Task objective: Rewrite the entries from the line containing "blue-array-temp-y-axis-label: Blue Array" through the line containing "y-tilt-y-tick-label: 2 bbox=[381, 1838, 386, 1848]", replacing "deg C" with "degrees C" and keeping everything else the same.

Material shown:
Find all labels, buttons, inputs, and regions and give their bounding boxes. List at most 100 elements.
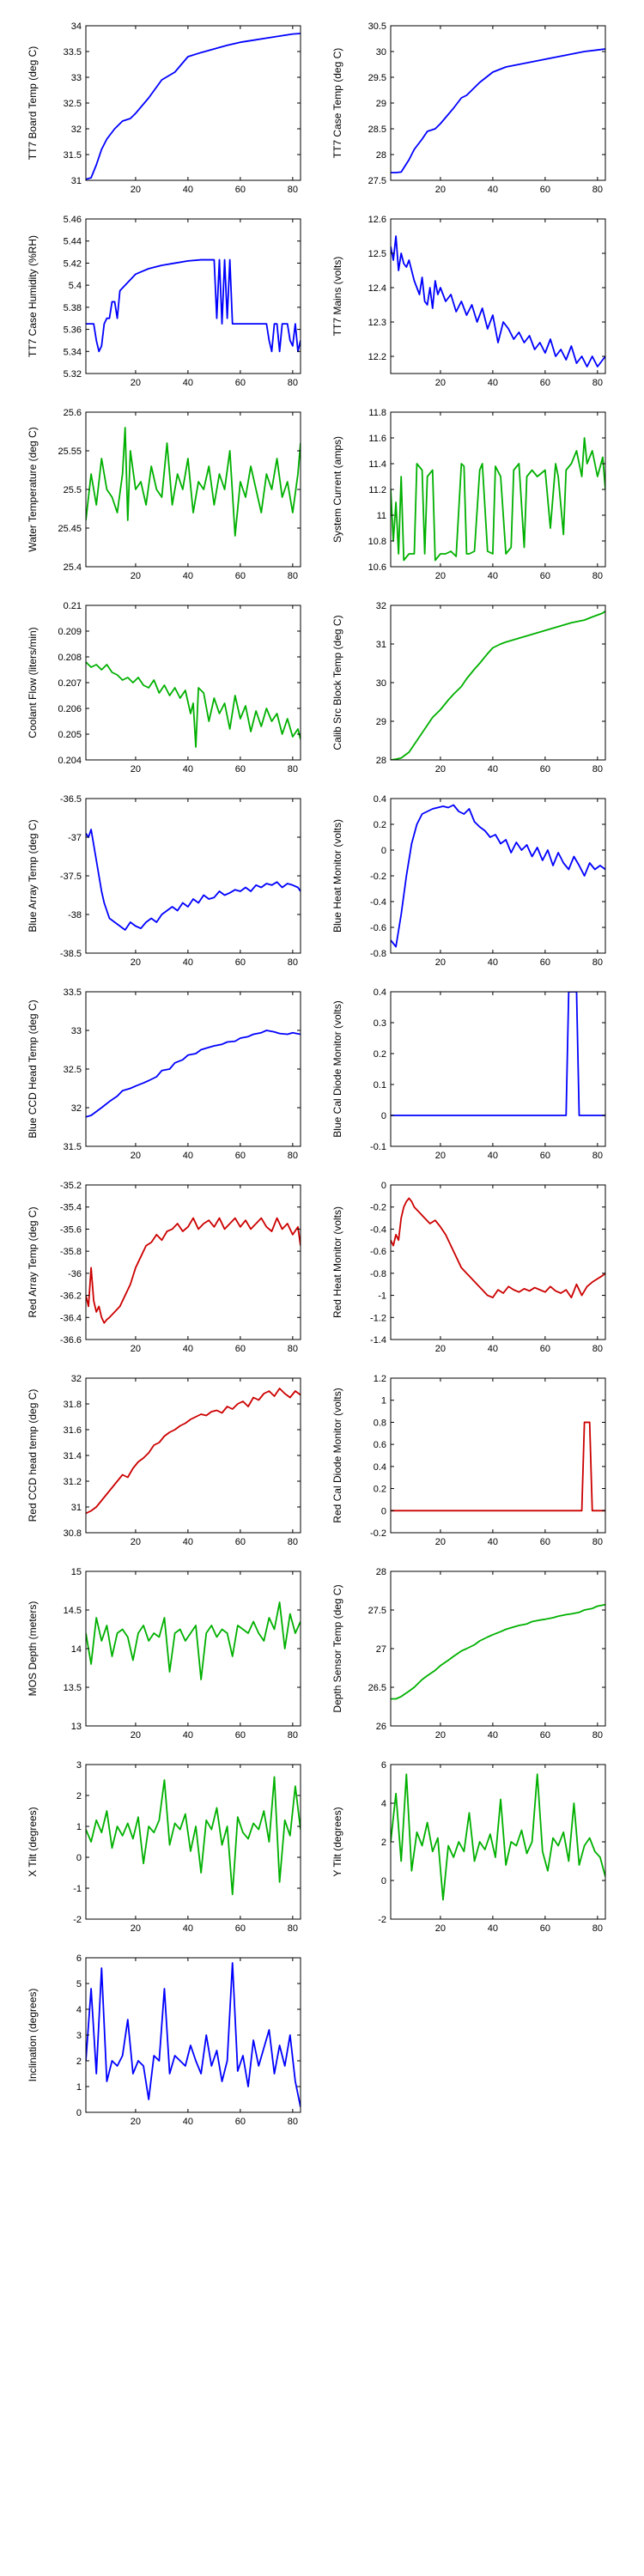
blue-array-temp-y-axis-label: Blue Array Temp (deg C) bbox=[27, 819, 39, 932]
mos-depth-x-tick-label: 40 bbox=[183, 1730, 193, 1741]
mos-depth-y-tick-label: 15 bbox=[71, 1567, 82, 1577]
y-tilt-y-tick-label: 2 bbox=[381, 1838, 386, 1848]
coolant-flow-x-tick-label: 40 bbox=[183, 764, 193, 775]
red-array-temp-y-tick-label: -35.6 bbox=[60, 1224, 82, 1235]
tt7-board-temp-y-tick-label: 31.5 bbox=[64, 150, 82, 161]
system-current-y-tick-label: 11.8 bbox=[368, 408, 386, 418]
y-tilt-series-line bbox=[391, 1773, 605, 1901]
mos-depth-y-tick-label: 14 bbox=[71, 1644, 82, 1655]
x-tilt-x-tick-label: 80 bbox=[288, 1923, 298, 1934]
calib-src-block-temp-y-tick-label: 29 bbox=[376, 717, 386, 727]
red-array-temp-series-line bbox=[86, 1217, 301, 1324]
red-ccd-head-temp-series-line bbox=[86, 1388, 301, 1515]
calib-src-block-temp-y-tick-label: 31 bbox=[376, 640, 386, 650]
coolant-flow-x-tick-label: 20 bbox=[131, 764, 141, 775]
tt7-mains-x-tick-label: 60 bbox=[540, 378, 550, 388]
blue-ccd-head-temp-y-tick-label: 33.5 bbox=[64, 987, 82, 998]
subplot-water-temperature: 20 40 60 80 25.4 25.45 25.5 25.55 25.6 Water Temp… bbox=[27, 408, 301, 581]
red-cal-diode-monitor-y-tick-label: 0.2 bbox=[374, 1485, 386, 1495]
blue-ccd-head-temp-y-tick-label: 31.5 bbox=[64, 1142, 82, 1152]
subplot-y-tilt: 20 40 60 80 -2 0 2 4 6 Y Tilt (degrees) bbox=[331, 1760, 606, 1934]
blue-heat-monitor-x-tick-label: 20 bbox=[435, 957, 446, 968]
red-cal-diode-monitor-y-tick-label: 0 bbox=[381, 1506, 386, 1516]
blue-heat-monitor-x-tick-label: 80 bbox=[592, 957, 603, 968]
tt7-case-temp-x-tick-label: 40 bbox=[488, 185, 498, 195]
x-tilt-axes-frame bbox=[85, 1764, 301, 1920]
blue-array-temp-x-tick-label: 20 bbox=[131, 957, 141, 968]
inclination-y-axis-label: Inclination (degrees) bbox=[27, 1989, 39, 2082]
system-current-x-tick-label: 80 bbox=[592, 571, 603, 581]
red-heat-monitor-y-tick-label: -1.2 bbox=[370, 1313, 386, 1323]
red-array-temp-y-tick-label: -36.2 bbox=[60, 1291, 82, 1302]
red-cal-diode-monitor-y-tick-label: 1.2 bbox=[374, 1374, 386, 1384]
tt7-case-temp-y-axis-label: TT7 Case Temp (deg C) bbox=[331, 48, 343, 159]
blue-array-temp-x-tick-label: 80 bbox=[288, 957, 298, 968]
blue-heat-monitor-y-tick-label: -0.6 bbox=[370, 923, 386, 933]
x-tilt-x-tick-label: 60 bbox=[235, 1923, 246, 1934]
red-ccd-head-temp-y-tick-label: 30.8 bbox=[64, 1528, 82, 1539]
tt7-case-humidity-y-tick-label: 5.38 bbox=[64, 303, 82, 313]
mos-depth-y-tick-label: 14.5 bbox=[64, 1606, 82, 1616]
tt7-case-humidity-x-tick-label: 40 bbox=[183, 378, 193, 388]
tt7-board-temp-y-tick-label: 33 bbox=[71, 73, 82, 83]
tt7-mains-y-axis-label: TT7 Mains (volts) bbox=[331, 257, 343, 337]
calib-src-block-temp-x-tick-label: 40 bbox=[488, 764, 498, 775]
system-current-y-tick-label: 10.6 bbox=[368, 562, 386, 573]
tt7-case-humidity-x-tick-label: 20 bbox=[131, 378, 141, 388]
blue-ccd-head-temp-y-axis-label: Blue CCD Head Temp (deg C) bbox=[27, 999, 39, 1138]
water-temperature-x-tick-label: 60 bbox=[235, 571, 246, 581]
red-heat-monitor-y-tick-label: 0 bbox=[381, 1181, 386, 1191]
subplot-mos-depth: 20 40 60 80 13 13.5 14 14.5 15 MOS Depth (meters) bbox=[27, 1567, 301, 1741]
tt7-case-temp-y-tick-label: 29.5 bbox=[368, 73, 386, 83]
subplot-x-tilt: 20 40 60 80 -2 -1 0 1 2 3 X Tilt (degrees) bbox=[27, 1760, 301, 1934]
depth-sensor-temp-y-tick-label: 28 bbox=[376, 1567, 386, 1577]
tt7-case-humidity-x-tick-label: 60 bbox=[235, 378, 246, 388]
calib-src-block-temp-series-line bbox=[391, 611, 605, 760]
blue-cal-diode-monitor-series-line bbox=[391, 992, 605, 1116]
inclination-x-tick-label: 60 bbox=[235, 2117, 246, 2127]
coolant-flow-y-tick-label: 0.206 bbox=[58, 704, 82, 714]
coolant-flow-y-tick-label: 0.209 bbox=[58, 627, 82, 637]
red-array-temp-y-axis-label: Red Array Temp (deg C) bbox=[27, 1206, 39, 1317]
depth-sensor-temp-x-tick-label: 20 bbox=[435, 1730, 446, 1741]
tt7-board-temp-y-axis-label: TT7 Board Temp (deg C) bbox=[27, 46, 39, 161]
coolant-flow-y-tick-label: 0.204 bbox=[58, 756, 82, 766]
tt7-case-humidity-y-tick-label: 5.34 bbox=[64, 347, 82, 357]
red-heat-monitor-y-tick-label: -0.2 bbox=[370, 1203, 386, 1213]
tt7-case-temp-y-tick-label: 28.5 bbox=[368, 125, 386, 135]
calib-src-block-temp-x-tick-label: 80 bbox=[592, 764, 603, 775]
water-temperature-x-tick-label: 20 bbox=[131, 571, 141, 581]
subplot-coolant-flow: 20 40 60 80 0.204 0.205 0.206 0.207 0.208 0.209 0.… bbox=[27, 601, 301, 775]
red-heat-monitor-y-tick-label: -1.4 bbox=[370, 1335, 386, 1346]
red-ccd-head-temp-y-tick-label: 31 bbox=[71, 1503, 82, 1513]
subplot-blue-array-temp: 20 40 60 80 -38.5 -38 -37.5 -37 -36.5 Blue Array … bbox=[27, 794, 301, 968]
red-heat-monitor-x-tick-label: 40 bbox=[488, 1344, 498, 1354]
coolant-flow-y-tick-label: 0.205 bbox=[58, 730, 82, 740]
tt7-case-temp-y-tick-label: 28 bbox=[376, 150, 386, 161]
tt7-mains-y-tick-label: 12.5 bbox=[368, 249, 386, 259]
system-current-y-tick-label: 11.6 bbox=[368, 434, 386, 444]
subplot-red-array-temp: 20 40 60 80 -36.6 -36.4 -36.2 -36 -35.8 -35.6 -35.… bbox=[27, 1181, 301, 1354]
blue-heat-monitor-y-tick-label: -0.4 bbox=[370, 897, 386, 908]
tt7-mains-axes-frame bbox=[390, 218, 606, 374]
subplot-depth-sensor-temp: 20 40 60 80 26 26.5 27 27.5 28 Depth Sensor Temp … bbox=[331, 1567, 606, 1741]
tt7-case-temp-x-tick-label: 60 bbox=[540, 185, 550, 195]
mos-depth-y-tick-label: 13.5 bbox=[64, 1683, 82, 1693]
blue-array-temp-axes-frame bbox=[85, 798, 301, 954]
tt7-board-temp-x-tick-label: 40 bbox=[183, 185, 193, 195]
subplot-blue-cal-diode-monitor: 20 40 60 80 -0.1 0 0.1 0.2 0.3 0.4 Blue Cal Diode … bbox=[331, 987, 606, 1161]
red-ccd-head-temp-x-tick-label: 80 bbox=[288, 1537, 298, 1547]
tt7-case-humidity-y-tick-label: 5.32 bbox=[64, 369, 82, 380]
mos-depth-y-tick-label: 13 bbox=[71, 1722, 82, 1732]
red-array-temp-y-tick-label: -35.4 bbox=[60, 1203, 82, 1213]
coolant-flow-y-tick-label: 0.207 bbox=[58, 678, 82, 689]
depth-sensor-temp-x-tick-label: 40 bbox=[488, 1730, 498, 1741]
red-cal-diode-monitor-x-tick-label: 60 bbox=[540, 1537, 550, 1547]
blue-heat-monitor-y-tick-label: 0 bbox=[381, 846, 386, 856]
inclination-series-line bbox=[86, 1962, 301, 2108]
blue-heat-monitor-axes-frame bbox=[390, 798, 606, 954]
mos-depth-x-tick-label: 80 bbox=[288, 1730, 298, 1741]
red-heat-monitor-y-tick-label: -1 bbox=[378, 1291, 386, 1302]
inclination-x-tick-label: 80 bbox=[288, 2117, 298, 2127]
red-array-temp-y-tick-label: -35.8 bbox=[60, 1247, 82, 1257]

Worked solution:
blue-array-temp-y-axis-label: Blue Array Temp (degrees C) bbox=[27, 819, 39, 932]
mos-depth-x-tick-label: 40 bbox=[183, 1730, 193, 1741]
mos-depth-y-tick-label: 15 bbox=[71, 1567, 82, 1577]
y-tilt-y-tick-label: 2 bbox=[381, 1838, 386, 1848]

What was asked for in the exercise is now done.